EXERCISE PROMPT:
For each line in the data below that holds "JSON", return a copy.

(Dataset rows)

* Begin *

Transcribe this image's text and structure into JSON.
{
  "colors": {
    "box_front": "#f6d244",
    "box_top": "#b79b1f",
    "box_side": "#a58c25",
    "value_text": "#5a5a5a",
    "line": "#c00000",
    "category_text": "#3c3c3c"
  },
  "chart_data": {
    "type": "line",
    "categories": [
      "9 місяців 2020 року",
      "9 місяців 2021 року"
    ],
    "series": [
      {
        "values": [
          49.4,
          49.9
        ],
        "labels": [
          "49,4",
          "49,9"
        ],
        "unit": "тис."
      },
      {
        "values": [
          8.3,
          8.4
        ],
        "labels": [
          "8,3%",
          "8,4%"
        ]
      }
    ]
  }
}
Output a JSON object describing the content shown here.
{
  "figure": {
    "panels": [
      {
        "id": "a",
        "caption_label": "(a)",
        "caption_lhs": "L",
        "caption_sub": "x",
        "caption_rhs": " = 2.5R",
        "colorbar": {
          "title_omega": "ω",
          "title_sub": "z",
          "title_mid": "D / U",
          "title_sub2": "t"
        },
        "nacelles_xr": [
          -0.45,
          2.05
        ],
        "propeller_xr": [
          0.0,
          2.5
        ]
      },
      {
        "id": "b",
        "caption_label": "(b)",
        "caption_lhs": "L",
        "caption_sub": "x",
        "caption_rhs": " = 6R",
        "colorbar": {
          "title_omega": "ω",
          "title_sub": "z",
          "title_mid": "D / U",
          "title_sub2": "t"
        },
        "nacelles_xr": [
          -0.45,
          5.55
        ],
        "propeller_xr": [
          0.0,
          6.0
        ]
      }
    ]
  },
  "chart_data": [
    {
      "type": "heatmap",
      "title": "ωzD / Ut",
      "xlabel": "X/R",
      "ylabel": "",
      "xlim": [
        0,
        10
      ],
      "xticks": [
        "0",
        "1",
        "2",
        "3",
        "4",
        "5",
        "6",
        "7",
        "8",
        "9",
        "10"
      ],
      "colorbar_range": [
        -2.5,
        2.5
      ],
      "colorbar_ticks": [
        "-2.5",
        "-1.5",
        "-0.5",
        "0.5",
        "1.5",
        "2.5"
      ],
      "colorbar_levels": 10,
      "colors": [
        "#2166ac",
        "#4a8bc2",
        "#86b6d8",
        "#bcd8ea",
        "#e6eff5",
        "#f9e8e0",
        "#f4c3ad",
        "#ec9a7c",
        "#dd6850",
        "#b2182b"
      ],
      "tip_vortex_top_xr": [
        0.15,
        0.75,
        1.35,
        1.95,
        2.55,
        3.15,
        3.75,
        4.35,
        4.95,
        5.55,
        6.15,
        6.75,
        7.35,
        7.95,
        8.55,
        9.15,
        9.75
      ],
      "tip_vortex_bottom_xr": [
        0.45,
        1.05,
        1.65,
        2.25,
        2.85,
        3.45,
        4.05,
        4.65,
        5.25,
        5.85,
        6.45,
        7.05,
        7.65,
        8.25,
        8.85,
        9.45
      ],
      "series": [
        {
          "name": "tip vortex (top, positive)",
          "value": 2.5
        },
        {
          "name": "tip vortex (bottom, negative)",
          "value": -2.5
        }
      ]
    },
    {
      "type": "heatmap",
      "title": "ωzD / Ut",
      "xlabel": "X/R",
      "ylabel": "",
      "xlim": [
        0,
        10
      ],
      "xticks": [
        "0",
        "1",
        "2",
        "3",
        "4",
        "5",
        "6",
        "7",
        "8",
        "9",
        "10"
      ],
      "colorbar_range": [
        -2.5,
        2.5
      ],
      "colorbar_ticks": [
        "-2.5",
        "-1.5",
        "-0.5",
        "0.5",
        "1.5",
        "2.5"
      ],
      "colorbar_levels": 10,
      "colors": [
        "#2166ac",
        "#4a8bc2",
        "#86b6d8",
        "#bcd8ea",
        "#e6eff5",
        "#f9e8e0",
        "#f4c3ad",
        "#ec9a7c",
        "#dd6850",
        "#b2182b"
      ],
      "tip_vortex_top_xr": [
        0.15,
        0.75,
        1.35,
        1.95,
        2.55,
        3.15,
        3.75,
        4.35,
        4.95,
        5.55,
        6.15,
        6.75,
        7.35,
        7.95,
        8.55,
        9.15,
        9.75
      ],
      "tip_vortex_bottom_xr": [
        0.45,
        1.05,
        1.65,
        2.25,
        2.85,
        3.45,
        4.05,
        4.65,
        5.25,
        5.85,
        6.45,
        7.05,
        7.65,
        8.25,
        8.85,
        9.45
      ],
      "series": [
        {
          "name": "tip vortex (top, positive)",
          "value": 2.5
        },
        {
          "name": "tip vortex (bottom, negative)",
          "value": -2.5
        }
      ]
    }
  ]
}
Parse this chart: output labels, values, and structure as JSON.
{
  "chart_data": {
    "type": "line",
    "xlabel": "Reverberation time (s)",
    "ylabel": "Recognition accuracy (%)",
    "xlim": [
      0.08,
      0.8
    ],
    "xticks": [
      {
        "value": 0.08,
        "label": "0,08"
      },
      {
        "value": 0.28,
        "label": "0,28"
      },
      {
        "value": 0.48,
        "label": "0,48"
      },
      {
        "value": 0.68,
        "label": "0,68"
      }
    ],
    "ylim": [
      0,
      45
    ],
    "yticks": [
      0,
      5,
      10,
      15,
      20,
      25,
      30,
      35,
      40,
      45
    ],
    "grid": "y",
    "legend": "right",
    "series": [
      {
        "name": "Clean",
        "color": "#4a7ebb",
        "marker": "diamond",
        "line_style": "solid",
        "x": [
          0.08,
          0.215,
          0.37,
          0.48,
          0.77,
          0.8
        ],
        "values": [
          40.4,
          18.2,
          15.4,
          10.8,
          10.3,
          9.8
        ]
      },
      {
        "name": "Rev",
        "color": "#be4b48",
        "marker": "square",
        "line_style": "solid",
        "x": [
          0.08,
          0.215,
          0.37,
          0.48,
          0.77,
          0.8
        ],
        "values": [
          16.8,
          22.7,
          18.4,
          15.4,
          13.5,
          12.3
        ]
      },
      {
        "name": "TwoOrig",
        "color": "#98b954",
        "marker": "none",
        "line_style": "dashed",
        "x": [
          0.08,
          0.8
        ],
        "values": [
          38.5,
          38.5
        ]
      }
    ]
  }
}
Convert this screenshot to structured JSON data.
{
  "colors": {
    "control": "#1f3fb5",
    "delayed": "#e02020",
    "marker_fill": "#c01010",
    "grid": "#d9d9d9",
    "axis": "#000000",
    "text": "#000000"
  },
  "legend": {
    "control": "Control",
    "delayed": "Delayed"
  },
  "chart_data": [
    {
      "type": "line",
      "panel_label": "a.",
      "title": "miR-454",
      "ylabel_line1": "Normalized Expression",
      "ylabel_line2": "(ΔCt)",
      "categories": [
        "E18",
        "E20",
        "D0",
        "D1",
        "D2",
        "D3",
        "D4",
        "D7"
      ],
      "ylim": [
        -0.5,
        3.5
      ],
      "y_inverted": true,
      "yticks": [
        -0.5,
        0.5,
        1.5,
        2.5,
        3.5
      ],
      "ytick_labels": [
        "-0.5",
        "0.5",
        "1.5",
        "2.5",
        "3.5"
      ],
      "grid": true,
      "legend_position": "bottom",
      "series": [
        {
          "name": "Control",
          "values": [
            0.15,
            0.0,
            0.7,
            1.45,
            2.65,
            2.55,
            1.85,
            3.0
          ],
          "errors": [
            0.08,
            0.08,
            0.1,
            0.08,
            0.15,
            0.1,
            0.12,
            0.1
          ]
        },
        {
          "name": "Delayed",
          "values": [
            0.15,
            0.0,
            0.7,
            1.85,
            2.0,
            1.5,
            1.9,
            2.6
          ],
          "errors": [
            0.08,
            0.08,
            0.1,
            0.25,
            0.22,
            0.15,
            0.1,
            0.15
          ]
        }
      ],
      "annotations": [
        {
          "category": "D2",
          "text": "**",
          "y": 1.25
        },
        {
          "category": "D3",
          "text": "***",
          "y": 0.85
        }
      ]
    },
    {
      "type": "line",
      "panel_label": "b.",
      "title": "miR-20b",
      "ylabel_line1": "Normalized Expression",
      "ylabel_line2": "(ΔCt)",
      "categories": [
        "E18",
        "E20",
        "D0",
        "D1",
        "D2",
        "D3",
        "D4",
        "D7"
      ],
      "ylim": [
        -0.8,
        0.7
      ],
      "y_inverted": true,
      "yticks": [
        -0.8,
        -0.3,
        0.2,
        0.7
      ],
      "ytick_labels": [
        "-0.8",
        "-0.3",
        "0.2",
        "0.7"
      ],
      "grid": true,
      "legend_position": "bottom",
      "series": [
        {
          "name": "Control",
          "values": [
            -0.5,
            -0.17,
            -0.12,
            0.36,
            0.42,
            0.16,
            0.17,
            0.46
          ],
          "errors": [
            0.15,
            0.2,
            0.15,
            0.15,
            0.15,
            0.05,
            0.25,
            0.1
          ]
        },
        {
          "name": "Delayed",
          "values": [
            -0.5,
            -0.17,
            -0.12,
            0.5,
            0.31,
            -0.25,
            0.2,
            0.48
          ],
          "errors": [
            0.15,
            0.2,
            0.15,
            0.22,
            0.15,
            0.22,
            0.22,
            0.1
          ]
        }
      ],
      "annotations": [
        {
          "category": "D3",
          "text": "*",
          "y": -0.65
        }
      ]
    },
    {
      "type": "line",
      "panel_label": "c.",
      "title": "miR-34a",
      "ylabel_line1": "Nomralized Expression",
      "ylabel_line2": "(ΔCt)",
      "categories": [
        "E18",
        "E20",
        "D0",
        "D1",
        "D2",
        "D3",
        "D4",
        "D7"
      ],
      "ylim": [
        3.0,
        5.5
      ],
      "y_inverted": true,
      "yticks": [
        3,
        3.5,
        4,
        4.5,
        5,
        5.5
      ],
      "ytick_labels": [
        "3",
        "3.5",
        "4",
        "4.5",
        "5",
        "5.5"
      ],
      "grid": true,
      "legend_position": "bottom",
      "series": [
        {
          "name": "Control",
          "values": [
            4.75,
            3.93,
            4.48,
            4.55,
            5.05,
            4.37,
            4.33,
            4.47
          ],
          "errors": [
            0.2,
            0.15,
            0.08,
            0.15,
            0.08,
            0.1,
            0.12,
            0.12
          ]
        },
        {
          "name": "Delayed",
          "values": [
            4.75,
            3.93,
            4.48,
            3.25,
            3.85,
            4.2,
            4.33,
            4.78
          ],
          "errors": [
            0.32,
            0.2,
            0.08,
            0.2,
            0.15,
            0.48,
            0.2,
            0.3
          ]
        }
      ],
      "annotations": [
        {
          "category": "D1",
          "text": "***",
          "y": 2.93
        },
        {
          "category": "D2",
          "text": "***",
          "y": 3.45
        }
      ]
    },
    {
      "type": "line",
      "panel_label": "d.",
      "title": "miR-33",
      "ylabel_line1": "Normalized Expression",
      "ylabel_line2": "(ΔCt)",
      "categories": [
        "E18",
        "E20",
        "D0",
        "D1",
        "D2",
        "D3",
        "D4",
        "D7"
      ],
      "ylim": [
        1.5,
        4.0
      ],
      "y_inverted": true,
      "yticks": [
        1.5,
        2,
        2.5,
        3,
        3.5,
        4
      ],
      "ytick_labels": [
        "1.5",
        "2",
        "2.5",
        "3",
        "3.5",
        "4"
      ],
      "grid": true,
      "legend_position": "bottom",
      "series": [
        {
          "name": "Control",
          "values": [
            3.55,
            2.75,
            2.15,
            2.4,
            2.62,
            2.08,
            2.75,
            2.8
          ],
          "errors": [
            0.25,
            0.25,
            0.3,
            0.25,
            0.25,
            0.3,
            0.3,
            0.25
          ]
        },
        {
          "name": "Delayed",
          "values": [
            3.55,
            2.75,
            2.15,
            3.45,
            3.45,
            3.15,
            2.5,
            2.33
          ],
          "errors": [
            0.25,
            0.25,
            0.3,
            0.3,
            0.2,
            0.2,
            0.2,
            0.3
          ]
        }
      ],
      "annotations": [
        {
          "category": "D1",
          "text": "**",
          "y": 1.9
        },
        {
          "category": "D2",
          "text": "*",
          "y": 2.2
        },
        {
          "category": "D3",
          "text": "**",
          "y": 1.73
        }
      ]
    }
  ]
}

* End *

RESULT BELOW:
Transcribe this image's text and structure into JSON.
Output a JSON object describing the content shown here.
Parse this chart: output labels, values, and structure as JSON.
Convert this screenshot to structured JSON data.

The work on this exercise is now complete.